■ GOAL: Search the records for the word "power" and pick out every line that has it.

■ INPUT DATA:
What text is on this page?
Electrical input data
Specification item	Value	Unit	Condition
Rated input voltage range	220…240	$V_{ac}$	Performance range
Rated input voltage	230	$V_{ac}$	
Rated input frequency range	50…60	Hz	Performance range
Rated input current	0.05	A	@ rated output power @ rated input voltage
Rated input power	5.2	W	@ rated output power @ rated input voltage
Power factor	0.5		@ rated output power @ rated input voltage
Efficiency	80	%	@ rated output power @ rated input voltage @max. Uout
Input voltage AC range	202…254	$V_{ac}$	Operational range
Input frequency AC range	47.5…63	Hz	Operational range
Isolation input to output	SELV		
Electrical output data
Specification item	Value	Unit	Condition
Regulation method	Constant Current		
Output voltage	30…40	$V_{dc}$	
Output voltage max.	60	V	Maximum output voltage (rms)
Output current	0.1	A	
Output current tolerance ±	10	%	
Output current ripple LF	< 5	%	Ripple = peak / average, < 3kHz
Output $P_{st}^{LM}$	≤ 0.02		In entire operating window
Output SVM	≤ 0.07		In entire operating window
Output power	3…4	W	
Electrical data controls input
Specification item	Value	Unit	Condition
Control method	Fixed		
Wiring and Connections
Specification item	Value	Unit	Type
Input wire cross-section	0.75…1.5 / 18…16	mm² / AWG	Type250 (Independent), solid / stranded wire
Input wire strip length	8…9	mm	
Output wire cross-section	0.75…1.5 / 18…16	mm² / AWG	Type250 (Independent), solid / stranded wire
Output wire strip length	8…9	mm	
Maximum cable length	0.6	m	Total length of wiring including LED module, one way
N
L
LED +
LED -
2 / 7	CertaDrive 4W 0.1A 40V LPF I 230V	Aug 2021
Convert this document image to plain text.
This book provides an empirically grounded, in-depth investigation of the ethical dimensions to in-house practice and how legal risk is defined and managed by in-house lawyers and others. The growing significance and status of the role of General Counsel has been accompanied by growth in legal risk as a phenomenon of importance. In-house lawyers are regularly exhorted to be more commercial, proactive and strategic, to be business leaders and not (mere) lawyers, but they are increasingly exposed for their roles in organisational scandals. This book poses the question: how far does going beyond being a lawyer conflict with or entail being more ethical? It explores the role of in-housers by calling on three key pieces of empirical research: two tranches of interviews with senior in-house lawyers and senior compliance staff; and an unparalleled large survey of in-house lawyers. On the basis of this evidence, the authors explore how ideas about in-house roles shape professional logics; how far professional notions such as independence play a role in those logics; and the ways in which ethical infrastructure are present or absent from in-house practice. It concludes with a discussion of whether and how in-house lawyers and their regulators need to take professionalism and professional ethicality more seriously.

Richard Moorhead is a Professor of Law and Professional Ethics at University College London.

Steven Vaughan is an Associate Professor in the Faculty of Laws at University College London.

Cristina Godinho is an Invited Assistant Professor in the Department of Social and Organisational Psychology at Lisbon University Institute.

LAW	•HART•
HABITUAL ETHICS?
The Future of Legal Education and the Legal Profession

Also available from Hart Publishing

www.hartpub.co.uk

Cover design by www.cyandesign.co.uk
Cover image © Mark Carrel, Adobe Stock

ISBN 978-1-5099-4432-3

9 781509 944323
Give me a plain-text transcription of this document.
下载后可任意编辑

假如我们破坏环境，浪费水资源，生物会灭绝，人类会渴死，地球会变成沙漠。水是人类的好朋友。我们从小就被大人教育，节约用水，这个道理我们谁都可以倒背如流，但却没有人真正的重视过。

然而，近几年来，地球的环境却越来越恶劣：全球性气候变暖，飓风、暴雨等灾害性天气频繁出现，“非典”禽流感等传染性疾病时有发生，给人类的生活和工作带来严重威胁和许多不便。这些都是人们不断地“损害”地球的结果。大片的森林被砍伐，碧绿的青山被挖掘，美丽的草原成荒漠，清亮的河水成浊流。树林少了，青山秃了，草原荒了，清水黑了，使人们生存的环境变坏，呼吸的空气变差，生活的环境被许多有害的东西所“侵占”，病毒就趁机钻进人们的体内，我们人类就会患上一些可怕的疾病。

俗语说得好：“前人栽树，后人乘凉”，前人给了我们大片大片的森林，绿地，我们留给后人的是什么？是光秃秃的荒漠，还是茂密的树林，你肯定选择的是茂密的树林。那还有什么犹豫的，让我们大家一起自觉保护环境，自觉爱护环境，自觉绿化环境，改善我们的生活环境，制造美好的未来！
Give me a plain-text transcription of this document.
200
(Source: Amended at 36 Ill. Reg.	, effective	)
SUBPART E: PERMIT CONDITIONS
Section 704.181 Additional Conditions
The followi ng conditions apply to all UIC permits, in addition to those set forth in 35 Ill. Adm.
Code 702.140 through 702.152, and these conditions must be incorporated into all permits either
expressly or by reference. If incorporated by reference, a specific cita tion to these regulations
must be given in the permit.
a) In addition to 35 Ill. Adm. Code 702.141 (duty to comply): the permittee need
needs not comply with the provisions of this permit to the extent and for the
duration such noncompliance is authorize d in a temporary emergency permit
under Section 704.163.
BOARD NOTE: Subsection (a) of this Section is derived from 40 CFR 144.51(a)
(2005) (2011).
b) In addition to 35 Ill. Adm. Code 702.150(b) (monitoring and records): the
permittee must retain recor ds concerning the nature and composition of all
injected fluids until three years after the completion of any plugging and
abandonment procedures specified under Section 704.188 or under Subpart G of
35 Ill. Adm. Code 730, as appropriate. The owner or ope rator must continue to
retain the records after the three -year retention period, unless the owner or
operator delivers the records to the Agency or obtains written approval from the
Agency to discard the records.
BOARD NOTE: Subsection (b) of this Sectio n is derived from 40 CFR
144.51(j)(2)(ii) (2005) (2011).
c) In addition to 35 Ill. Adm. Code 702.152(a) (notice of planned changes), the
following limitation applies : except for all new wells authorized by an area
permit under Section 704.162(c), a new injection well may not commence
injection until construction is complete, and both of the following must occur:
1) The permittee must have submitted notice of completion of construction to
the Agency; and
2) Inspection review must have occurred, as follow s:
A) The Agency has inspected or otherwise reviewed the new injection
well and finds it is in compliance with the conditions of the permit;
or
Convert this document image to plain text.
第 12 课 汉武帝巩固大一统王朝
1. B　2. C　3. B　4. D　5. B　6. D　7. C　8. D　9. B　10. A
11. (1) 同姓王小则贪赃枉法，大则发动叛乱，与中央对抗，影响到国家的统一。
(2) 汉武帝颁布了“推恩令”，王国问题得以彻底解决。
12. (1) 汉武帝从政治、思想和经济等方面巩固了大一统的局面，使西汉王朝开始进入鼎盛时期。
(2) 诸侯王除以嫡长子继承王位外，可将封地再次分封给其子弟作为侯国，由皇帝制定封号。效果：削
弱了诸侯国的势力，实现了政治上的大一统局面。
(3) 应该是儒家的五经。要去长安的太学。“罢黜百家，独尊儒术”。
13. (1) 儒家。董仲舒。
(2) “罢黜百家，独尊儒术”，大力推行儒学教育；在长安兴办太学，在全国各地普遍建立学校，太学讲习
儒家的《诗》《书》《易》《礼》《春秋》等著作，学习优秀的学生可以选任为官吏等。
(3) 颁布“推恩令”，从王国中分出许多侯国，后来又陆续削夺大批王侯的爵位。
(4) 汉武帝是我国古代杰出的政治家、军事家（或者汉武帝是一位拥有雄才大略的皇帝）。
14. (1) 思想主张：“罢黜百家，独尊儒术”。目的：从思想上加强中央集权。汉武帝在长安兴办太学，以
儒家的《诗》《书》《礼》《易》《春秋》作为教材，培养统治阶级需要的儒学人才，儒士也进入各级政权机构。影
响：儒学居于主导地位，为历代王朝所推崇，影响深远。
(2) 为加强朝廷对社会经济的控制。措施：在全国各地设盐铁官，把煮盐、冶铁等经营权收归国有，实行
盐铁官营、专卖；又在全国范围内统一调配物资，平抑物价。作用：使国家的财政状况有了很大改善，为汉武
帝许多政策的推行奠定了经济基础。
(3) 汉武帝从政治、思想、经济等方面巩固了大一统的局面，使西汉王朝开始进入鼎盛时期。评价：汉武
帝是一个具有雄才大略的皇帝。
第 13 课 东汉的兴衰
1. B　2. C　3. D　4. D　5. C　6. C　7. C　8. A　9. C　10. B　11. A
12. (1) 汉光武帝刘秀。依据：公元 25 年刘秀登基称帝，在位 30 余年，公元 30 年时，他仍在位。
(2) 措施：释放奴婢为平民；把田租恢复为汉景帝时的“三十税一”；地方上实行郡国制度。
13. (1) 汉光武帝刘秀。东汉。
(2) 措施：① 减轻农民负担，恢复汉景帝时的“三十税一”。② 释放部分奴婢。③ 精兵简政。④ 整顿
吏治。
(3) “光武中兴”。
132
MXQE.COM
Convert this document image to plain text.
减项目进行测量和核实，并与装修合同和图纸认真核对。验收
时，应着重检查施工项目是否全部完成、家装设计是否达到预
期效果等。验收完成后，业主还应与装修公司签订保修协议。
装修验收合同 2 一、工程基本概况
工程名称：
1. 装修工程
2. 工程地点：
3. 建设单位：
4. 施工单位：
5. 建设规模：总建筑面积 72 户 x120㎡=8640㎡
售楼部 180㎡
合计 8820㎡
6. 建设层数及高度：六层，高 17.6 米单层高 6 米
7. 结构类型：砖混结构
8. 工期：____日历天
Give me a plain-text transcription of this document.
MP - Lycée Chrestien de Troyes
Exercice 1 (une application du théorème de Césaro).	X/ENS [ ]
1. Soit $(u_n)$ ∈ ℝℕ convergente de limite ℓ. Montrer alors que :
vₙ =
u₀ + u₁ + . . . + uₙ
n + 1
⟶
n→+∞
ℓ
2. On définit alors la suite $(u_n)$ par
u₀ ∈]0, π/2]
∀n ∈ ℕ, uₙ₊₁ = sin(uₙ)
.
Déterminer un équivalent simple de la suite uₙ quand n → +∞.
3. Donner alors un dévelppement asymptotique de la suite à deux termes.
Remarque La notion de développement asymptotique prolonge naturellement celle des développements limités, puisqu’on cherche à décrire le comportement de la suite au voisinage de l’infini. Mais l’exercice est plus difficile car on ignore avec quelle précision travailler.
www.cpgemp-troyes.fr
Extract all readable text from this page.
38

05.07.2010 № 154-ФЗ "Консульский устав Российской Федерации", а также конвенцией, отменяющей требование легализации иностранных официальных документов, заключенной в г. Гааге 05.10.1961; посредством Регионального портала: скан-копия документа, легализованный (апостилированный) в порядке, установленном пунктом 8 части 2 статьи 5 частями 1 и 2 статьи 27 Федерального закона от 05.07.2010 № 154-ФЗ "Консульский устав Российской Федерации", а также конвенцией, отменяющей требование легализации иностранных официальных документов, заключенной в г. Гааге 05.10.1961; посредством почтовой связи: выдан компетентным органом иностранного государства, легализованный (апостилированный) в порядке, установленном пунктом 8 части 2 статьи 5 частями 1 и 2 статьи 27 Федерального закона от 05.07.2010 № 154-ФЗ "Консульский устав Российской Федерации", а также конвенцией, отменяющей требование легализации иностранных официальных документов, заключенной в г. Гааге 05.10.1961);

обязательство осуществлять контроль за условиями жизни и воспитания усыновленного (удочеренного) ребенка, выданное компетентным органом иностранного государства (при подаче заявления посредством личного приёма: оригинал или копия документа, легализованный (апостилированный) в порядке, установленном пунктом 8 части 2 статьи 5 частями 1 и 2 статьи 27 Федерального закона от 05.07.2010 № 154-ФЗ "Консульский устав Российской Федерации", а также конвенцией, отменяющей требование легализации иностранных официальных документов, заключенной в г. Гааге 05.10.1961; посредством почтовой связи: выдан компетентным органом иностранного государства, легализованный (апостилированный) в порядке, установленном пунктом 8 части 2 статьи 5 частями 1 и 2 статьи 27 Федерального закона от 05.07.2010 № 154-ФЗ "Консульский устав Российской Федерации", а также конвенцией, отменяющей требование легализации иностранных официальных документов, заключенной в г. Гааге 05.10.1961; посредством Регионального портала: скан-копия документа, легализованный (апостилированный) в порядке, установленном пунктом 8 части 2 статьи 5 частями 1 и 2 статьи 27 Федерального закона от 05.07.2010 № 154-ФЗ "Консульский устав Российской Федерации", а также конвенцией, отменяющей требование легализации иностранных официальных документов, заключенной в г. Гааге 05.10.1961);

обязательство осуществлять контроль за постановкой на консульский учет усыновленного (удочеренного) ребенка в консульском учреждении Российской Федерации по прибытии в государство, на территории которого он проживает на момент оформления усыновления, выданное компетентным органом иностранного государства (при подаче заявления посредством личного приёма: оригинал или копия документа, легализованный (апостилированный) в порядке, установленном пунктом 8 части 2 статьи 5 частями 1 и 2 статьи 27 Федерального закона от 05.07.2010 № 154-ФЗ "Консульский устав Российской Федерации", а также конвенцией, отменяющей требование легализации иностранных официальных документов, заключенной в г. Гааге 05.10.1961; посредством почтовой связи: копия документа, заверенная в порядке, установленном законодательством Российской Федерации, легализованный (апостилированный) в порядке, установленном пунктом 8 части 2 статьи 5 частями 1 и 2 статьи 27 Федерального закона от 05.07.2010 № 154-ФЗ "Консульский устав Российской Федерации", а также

■ WRITTEN RESPONSE:
Rated input current	0.05	A	@ rated output power @ rated input voltage
Rated input power	5.2	W	@ rated output power @ rated input voltage
Power factor	0.5		@ rated output power @ rated input voltage
Efficiency	80	%	@ rated output power @ rated input voltage @max. Uout
Output power	3…4	W	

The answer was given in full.